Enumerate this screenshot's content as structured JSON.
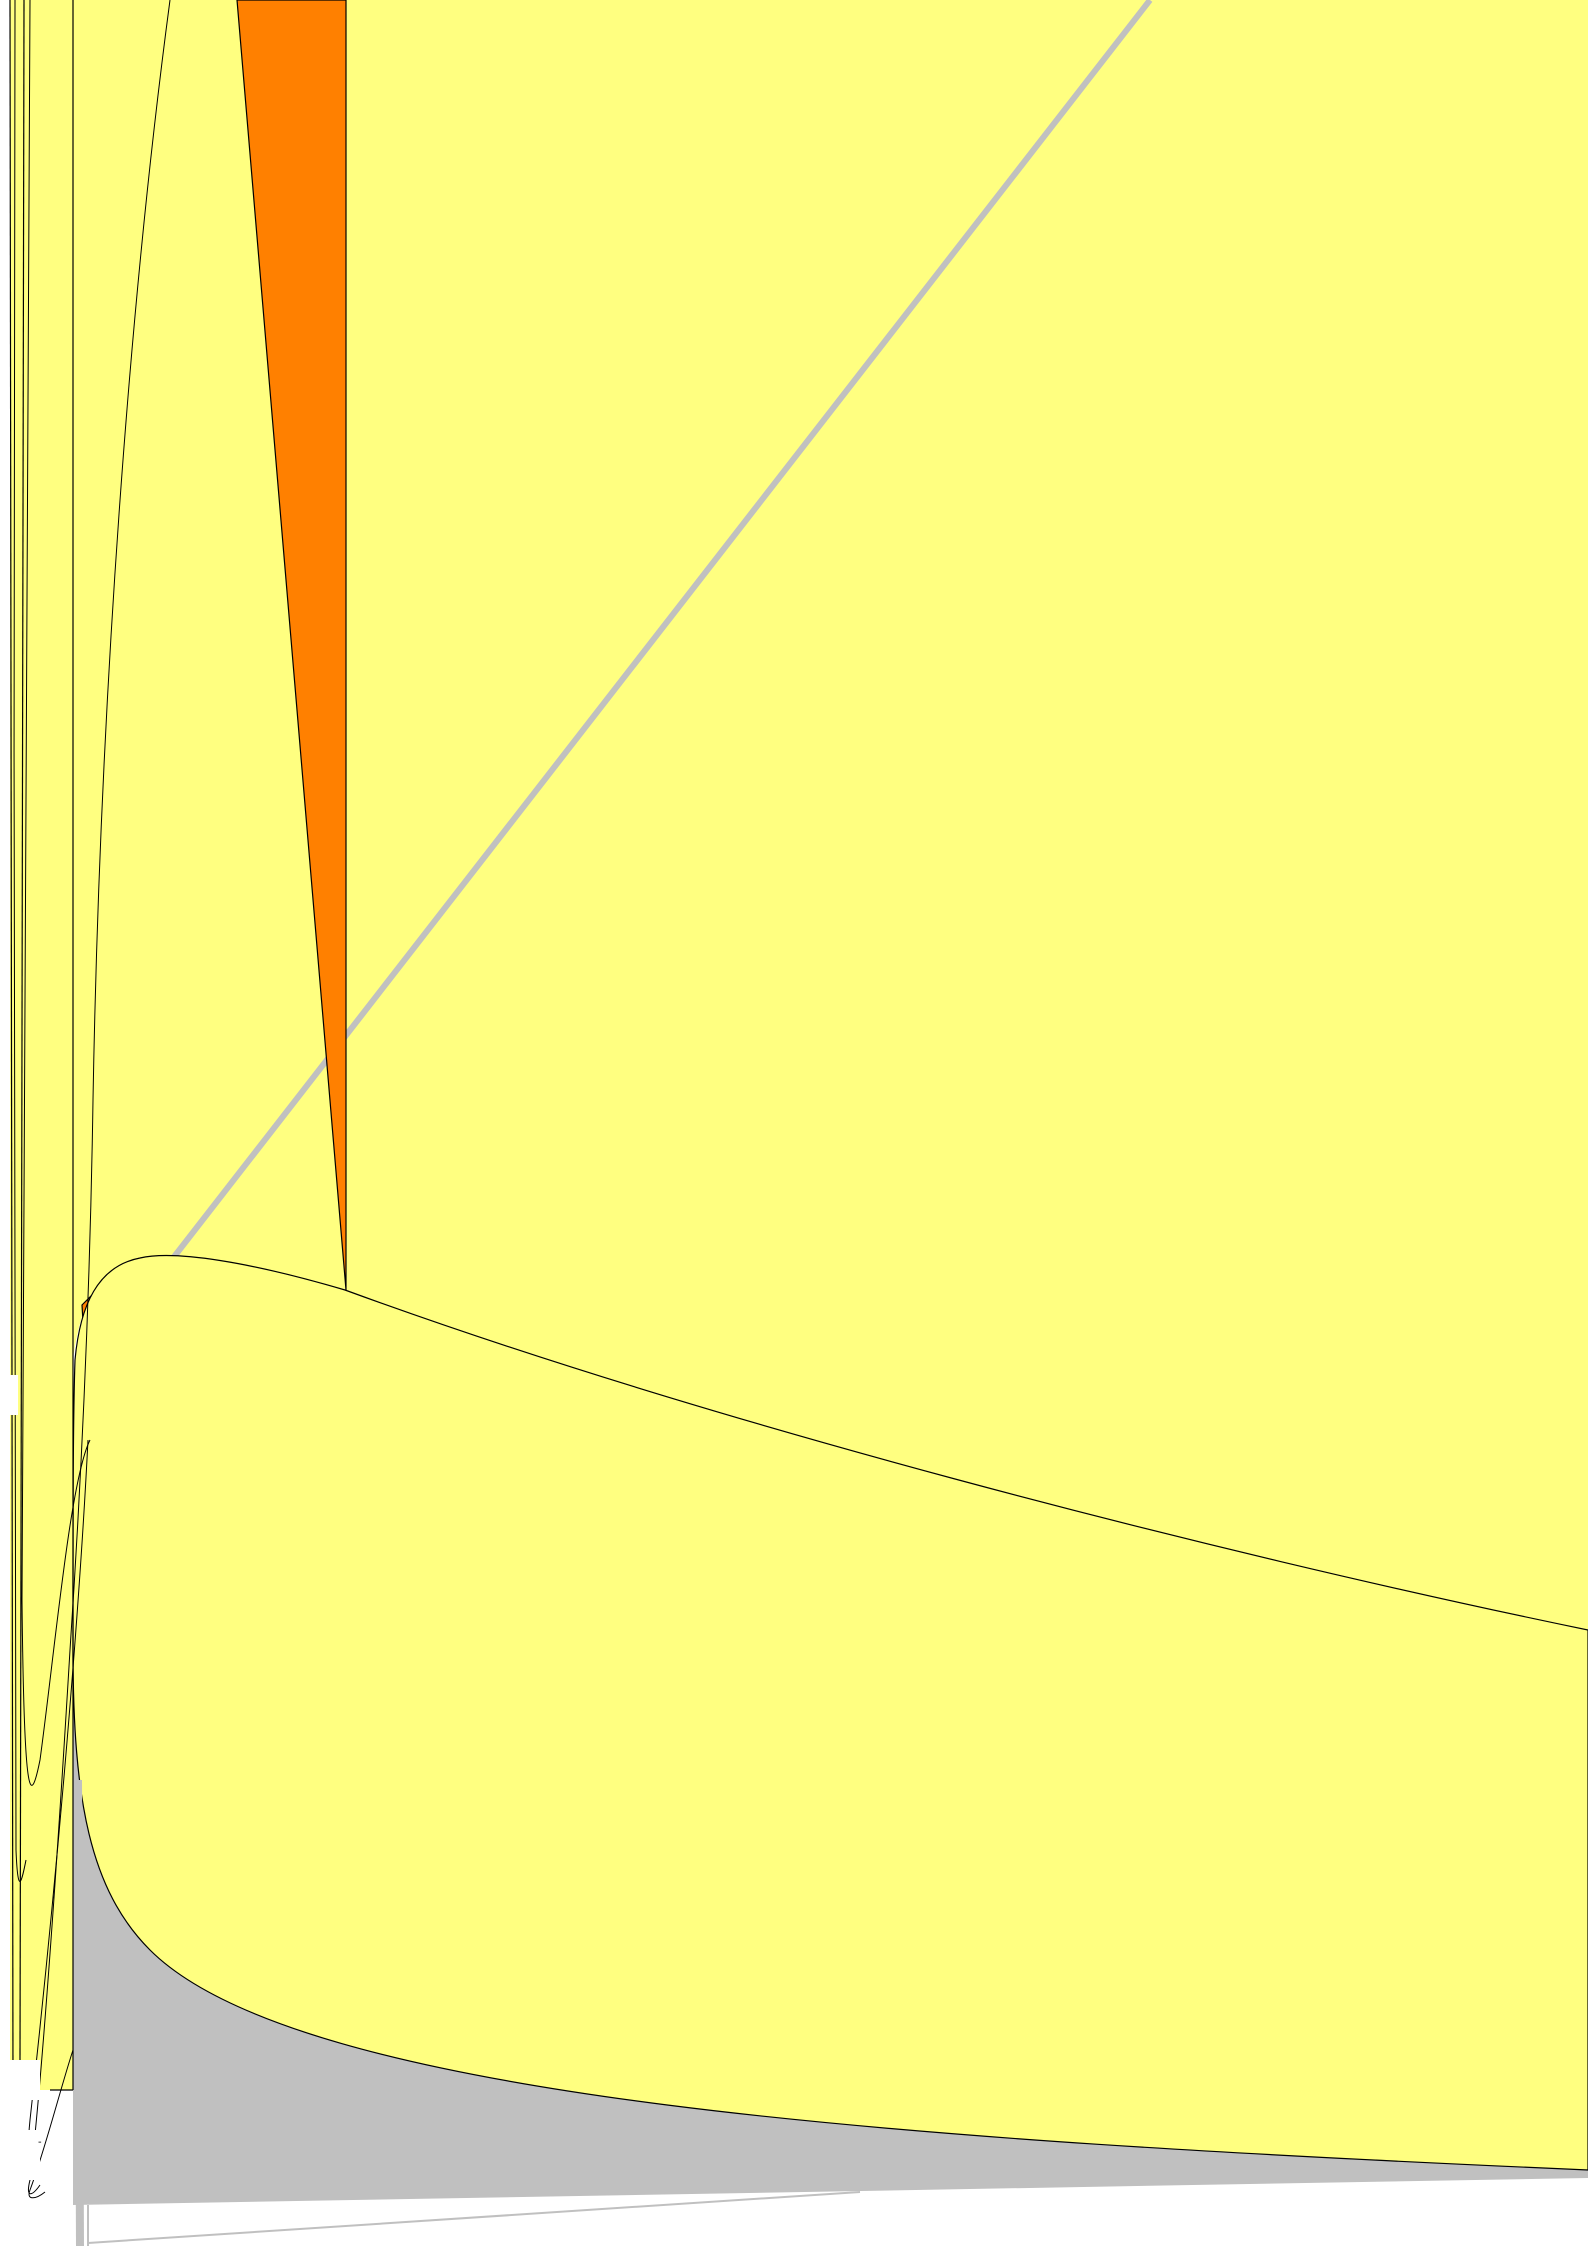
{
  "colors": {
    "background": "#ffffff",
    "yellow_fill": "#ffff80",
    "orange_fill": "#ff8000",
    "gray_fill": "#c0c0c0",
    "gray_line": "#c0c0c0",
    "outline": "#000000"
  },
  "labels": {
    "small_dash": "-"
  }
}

##########

WHAT THE EXERCISE ASKS
Retype the records exactly. Any image in them should not appear in what you write.

ANSWER TO THIS PROBLEM
Enumerate this screenshot's content as structured JSON.
{
  "colors": {
    "background": "#ffffff",
    "yellow_fill": "#ffff80",
    "orange_fill": "#ff8000",
    "gray_fill": "#c0c0c0",
    "gray_line": "#c0c0c0",
    "outline": "#000000"
  },
  "labels": {
    "small_dash": "-"
  }
}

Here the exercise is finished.